REQUIRED TASKS:
**a)** Reproduce the passage of the publisher news briefing starting at "As ad tech firms" and ending at "Wyden’s bill here.".
**b)** Answer these questions from the publisher news briefing:
(i) How many publisher professionals responded to the Digiday survey about platforms?
(ii) In which month will companies formally reopen their offices?
(iii) How much money does GroupM plan to spend with Group Black?

PROVIDED PASSAGE:

◆ ◆ ◆ ◆ ◆

18%: Drop in traffic to mainstream publishers in February through May compared to the preceding six months.
$75 million: How much money GroupM plans to spend with Black-owned media company collective Group Black.
Publishers’ platform investment levels
After nearly half a decade of imagining a platform-focused future, publishers have begun regarding Facebook et al. more as a box to tick. Case in point: Just slim percentages of publishers say they spend a lot creating content for the platforms they’re on, according to new Digiday Research.
107 publisher professionals responded to a Digiday survey about platforms and the role they play in their businesses, and not even one third of the respondents said they were investing a lot in content for any given platform. Even among less widely adopted platforms such as Snapchat and Twitch, which are used by just small clusters of publishers, the percentages are similarly low: Just one fifth of the publishers that publish on Snapchat, for example, invest “a lot” in the content they create for it. — Max Willens
What we’ve covered
Publishers will start bringing people back to the office after Fourth of July holiday weekend:
- Media companies will start a phased reopening of their offices in July.
- In September, companies will formally reopen their offices, with varying levels of flexibility.
Read publishers’ office return plans here.
As ad tech firms reveal data flows to foreign adversaries, Sen. Ron Wyden preps bill to restrict data exports:
- In response to a letter from Wyden and other senators, Magnite and Twitter said they share ad data with companies based in countries including China, Turkey, Russia and the United Arab Emirates.
- The potential for those countries to use that data to threaten U.S. national security is pushing Wyden to prepare legislation to restrict ad-tech data flows outside the country.
Read more about Wyden’s bill here.
Jonah Peretti and Rich Antoniello explain why BuzzFeed is buying Complex Networks:
- On the latest episode of the Digiday Podcast, Peretti and Antoniello discussed how Complex Networks will fit inside BuzzFeed.

◆ ◆ ◆ ◆ ◆

PROVIDED INFORMATION:
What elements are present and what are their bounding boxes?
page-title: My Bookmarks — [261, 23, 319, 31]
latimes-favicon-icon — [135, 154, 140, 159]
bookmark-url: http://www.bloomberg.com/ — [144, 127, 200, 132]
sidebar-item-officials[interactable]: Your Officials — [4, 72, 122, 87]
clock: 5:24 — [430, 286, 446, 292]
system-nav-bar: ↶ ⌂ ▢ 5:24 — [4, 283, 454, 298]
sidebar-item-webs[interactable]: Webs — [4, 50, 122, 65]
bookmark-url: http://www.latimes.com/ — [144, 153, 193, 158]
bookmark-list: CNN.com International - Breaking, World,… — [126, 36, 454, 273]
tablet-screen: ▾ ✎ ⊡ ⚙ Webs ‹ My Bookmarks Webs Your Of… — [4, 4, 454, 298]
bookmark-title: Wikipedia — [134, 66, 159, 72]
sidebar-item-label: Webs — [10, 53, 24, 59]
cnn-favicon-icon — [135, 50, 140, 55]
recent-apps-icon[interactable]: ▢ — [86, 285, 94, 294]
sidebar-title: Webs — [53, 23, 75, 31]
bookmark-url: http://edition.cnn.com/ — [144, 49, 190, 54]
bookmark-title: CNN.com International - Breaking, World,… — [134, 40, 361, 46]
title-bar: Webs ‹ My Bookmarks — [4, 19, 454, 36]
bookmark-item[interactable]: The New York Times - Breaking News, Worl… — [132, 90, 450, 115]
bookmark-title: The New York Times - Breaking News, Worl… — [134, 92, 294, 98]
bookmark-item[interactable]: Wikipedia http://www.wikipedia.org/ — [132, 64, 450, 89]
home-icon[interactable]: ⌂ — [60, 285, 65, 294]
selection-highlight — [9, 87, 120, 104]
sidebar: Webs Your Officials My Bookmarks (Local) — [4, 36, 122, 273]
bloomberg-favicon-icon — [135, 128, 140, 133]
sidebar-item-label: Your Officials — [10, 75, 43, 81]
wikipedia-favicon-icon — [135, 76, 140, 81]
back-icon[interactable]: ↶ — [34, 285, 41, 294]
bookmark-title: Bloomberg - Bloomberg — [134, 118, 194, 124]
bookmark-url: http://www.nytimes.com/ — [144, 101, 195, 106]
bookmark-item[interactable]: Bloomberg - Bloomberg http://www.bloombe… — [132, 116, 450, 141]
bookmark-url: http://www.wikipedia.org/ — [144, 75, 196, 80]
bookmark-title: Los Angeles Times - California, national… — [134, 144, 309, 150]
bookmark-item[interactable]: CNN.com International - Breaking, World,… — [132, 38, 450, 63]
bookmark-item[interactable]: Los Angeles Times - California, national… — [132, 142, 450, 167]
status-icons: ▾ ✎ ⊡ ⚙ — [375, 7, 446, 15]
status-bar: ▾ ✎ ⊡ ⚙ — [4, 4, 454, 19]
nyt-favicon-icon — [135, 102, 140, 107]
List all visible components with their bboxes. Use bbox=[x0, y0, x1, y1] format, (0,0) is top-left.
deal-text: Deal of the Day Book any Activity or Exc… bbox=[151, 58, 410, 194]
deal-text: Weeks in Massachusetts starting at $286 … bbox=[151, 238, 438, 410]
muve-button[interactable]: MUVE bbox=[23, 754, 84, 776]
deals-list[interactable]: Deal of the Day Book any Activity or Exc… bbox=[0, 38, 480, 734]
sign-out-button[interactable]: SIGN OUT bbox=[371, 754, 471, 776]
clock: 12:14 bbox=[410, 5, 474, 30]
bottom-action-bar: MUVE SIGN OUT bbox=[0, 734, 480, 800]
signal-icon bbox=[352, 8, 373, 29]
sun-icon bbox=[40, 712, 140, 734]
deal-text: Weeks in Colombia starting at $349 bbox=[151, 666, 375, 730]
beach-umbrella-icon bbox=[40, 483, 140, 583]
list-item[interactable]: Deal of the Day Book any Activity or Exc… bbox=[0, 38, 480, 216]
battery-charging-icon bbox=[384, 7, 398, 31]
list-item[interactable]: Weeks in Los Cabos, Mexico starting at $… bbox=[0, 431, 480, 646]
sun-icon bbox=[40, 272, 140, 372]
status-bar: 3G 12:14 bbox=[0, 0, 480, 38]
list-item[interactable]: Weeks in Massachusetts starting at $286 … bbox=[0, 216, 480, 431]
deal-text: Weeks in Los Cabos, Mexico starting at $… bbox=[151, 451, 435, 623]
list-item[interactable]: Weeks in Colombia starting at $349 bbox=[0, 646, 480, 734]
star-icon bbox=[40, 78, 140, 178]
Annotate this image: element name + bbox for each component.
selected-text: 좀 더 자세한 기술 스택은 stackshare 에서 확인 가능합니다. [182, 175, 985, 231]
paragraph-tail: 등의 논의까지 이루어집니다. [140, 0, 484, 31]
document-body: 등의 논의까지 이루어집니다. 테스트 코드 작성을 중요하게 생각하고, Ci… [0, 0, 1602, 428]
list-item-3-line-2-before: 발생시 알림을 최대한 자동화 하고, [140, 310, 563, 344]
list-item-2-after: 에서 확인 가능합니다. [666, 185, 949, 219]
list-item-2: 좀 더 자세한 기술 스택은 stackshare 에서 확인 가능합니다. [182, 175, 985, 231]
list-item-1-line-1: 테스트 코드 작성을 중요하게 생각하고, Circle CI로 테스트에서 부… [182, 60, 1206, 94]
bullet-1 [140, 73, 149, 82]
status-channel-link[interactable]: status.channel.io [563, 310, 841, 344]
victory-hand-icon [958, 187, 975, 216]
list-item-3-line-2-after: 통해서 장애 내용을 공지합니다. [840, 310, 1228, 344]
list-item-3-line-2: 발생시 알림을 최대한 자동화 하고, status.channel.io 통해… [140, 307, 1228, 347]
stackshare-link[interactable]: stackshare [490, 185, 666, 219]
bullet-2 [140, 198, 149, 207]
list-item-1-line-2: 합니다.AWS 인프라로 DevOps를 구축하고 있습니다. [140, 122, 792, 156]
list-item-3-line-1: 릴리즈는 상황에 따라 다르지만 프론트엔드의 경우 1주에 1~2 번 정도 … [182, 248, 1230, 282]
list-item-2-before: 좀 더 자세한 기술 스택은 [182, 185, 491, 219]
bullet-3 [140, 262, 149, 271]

◆ ◆ ◆ ◆ ◆

SOLUTIONS FOR EACH TASK:
**a)**
As ad tech firms reveal data flows to foreign adversaries, Sen. Ron Wyden preps bill to restrict data exports:
- In response to a letter from Wyden and other senators, Magnite and Twitter said they share ad data with companies based in countries including China, Turkey, Russia and the United Arab Emirates.
- The potential for those countries to use that data to threaten U.S. national security is pushing Wyden to prepare legislation to restrict ad-tech data flows outside the country.
Read more about Wyden’s bill here.

**b)**
(i) 107
(ii) September
(iii) $75 million